■ **Listed entries**
----------
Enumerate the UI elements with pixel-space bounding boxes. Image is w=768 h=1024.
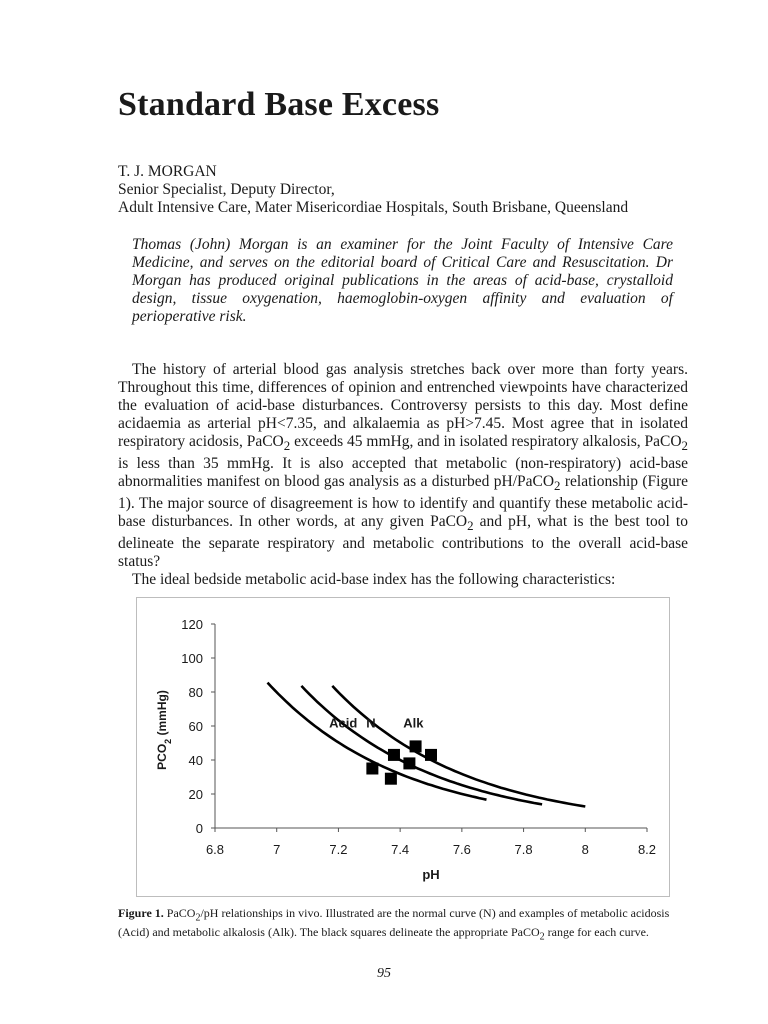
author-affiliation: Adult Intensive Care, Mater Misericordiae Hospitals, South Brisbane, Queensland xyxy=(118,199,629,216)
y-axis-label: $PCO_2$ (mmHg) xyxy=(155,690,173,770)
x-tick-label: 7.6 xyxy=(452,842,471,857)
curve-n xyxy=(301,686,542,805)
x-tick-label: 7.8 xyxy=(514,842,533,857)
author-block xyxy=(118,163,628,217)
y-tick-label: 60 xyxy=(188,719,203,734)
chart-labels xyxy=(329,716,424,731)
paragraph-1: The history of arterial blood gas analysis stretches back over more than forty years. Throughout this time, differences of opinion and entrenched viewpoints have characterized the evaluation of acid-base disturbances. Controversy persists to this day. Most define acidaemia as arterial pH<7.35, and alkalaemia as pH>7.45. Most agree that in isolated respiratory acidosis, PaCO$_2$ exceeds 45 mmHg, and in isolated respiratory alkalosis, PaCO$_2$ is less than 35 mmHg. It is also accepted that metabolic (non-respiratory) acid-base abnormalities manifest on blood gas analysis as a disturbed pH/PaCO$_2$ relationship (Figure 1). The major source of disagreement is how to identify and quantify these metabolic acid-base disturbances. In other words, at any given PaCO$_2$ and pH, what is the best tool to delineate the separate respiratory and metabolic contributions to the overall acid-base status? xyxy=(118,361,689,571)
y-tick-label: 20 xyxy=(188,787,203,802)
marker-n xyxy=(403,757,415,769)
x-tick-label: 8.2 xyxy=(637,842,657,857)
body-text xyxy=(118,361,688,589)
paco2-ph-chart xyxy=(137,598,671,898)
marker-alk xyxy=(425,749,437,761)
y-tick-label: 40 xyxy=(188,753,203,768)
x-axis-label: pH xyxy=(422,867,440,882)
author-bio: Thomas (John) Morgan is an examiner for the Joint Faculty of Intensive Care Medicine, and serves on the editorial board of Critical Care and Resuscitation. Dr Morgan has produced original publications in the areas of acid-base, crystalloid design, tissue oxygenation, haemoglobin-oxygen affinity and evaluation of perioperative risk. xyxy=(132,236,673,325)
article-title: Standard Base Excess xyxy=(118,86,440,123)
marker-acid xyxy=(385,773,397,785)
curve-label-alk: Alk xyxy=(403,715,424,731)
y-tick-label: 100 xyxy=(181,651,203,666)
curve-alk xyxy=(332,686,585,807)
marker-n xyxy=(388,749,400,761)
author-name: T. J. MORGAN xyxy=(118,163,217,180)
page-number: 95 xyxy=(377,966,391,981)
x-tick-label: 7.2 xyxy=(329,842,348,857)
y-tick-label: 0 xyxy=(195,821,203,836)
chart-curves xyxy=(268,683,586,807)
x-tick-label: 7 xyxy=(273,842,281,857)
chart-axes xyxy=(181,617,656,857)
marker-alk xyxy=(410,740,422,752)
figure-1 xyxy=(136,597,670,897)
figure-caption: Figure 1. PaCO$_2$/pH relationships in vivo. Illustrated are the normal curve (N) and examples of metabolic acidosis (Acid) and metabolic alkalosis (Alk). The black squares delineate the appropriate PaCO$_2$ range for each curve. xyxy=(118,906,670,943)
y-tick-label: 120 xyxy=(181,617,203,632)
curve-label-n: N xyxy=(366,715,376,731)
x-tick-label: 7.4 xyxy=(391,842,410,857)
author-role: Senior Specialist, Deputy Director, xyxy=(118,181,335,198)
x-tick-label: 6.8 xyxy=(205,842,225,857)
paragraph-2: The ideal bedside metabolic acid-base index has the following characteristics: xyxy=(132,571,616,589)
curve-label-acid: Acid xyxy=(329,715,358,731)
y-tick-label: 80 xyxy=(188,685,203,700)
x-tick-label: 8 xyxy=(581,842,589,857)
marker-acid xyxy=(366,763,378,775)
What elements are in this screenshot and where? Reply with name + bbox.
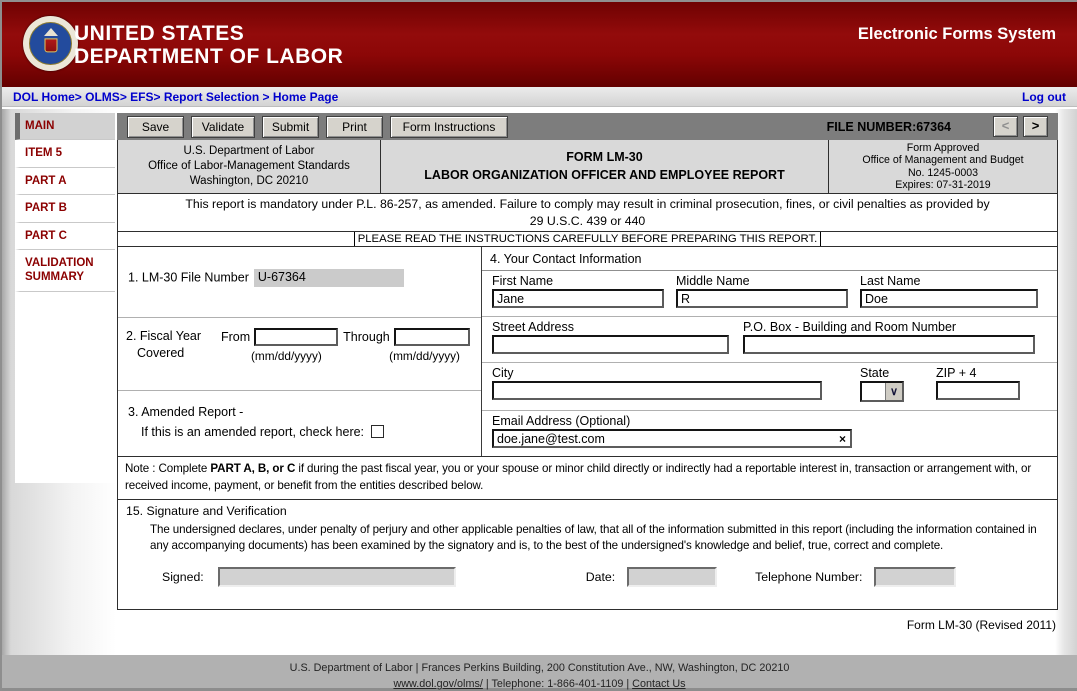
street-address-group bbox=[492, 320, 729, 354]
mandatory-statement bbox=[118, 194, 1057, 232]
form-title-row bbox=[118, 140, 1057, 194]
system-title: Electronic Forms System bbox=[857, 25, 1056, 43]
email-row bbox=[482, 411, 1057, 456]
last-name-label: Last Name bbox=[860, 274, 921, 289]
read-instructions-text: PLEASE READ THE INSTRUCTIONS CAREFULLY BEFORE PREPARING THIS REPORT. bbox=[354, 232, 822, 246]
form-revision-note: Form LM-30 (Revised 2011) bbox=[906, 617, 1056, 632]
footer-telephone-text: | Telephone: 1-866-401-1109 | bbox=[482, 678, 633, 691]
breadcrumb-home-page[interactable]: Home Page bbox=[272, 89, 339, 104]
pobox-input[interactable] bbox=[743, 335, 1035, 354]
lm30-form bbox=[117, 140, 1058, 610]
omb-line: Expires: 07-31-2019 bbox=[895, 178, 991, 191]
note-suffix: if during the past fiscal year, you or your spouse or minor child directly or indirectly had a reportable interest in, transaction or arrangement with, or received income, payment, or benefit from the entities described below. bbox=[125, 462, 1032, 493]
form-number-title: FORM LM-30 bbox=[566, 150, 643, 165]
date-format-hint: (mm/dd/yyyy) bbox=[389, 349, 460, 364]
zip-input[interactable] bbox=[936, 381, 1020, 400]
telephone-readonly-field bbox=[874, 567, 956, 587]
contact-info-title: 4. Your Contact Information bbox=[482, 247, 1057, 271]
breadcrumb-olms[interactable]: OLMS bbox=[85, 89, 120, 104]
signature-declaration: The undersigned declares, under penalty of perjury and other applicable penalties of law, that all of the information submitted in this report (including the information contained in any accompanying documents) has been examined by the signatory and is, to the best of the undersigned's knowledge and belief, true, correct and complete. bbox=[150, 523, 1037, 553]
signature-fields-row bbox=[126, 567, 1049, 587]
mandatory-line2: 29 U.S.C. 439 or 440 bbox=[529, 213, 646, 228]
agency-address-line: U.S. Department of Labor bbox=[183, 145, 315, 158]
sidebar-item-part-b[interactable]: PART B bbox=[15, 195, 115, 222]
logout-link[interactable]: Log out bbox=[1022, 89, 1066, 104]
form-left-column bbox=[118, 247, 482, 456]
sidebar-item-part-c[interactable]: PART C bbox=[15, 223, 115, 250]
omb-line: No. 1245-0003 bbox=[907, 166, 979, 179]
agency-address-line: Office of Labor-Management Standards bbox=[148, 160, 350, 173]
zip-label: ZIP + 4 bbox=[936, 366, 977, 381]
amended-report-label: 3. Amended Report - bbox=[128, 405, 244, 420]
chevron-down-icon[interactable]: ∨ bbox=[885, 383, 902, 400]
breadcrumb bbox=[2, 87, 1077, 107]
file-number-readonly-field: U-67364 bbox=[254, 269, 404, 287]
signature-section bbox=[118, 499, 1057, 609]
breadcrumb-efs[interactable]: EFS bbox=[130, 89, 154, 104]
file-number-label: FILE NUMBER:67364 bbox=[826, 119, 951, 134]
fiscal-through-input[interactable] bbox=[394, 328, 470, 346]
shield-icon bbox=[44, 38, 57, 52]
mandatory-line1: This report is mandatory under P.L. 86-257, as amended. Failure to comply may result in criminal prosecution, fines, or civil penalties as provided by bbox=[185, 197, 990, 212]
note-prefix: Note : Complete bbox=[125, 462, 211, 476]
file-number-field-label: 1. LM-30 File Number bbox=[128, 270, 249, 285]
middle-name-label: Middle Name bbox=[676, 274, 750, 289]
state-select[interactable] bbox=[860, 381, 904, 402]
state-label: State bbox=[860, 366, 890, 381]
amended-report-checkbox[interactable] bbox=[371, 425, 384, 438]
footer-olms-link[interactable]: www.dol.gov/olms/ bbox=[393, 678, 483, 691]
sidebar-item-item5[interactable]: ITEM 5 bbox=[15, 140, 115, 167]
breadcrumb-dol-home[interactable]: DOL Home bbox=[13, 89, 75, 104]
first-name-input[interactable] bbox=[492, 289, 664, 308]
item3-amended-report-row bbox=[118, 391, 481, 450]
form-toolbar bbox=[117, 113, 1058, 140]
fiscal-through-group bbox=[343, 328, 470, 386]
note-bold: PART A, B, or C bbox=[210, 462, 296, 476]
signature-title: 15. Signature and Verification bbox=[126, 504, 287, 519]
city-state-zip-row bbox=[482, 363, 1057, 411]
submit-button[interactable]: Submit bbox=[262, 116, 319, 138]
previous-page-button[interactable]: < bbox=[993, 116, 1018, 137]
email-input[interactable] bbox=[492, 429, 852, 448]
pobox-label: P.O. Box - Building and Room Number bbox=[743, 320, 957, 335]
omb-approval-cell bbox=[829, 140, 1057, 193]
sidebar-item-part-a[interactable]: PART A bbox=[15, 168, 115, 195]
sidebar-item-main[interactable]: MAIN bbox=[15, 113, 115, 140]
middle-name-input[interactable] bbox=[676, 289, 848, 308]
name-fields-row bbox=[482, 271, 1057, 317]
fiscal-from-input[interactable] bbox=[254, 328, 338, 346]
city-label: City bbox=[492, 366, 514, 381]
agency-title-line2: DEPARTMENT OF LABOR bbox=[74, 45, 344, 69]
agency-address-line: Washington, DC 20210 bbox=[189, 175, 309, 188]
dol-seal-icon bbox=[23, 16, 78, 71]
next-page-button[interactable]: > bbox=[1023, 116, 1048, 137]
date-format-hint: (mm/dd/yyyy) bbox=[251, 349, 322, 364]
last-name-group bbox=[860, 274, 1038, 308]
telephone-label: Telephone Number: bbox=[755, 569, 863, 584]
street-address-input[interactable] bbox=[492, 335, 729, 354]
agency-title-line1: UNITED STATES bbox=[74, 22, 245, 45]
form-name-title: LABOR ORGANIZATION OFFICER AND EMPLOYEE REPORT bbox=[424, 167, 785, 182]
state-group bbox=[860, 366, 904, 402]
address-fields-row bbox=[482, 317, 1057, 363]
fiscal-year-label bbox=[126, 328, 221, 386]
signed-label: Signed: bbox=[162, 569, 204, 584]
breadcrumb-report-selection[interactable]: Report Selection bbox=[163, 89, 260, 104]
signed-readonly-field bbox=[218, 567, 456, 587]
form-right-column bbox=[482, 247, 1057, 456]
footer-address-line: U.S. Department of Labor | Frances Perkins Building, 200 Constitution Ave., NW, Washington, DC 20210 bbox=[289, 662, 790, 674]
----------
■ **What the exercise asks**
Quote the lines from the line containing "author-affiliation: Adult Intensive" up to and including the line containing "chart-labels xyxy=(329,716,424,731)", reproducing each one exactly.

■ **Full solution**
author-affiliation: Adult Intensive Care, Mater Misericordiae Hospitals, South Brisbane, Queensland xyxy=(118,199,629,216)
y-axis-label: $PCO_2$ (mmHg) xyxy=(155,690,173,770)
x-tick-label: 7.6 xyxy=(452,842,471,857)
curve-n xyxy=(301,686,542,805)
x-tick-label: 7.8 xyxy=(514,842,533,857)
author-block xyxy=(118,163,628,217)
y-tick-label: 60 xyxy=(188,719,203,734)
chart-labels xyxy=(329,716,424,731)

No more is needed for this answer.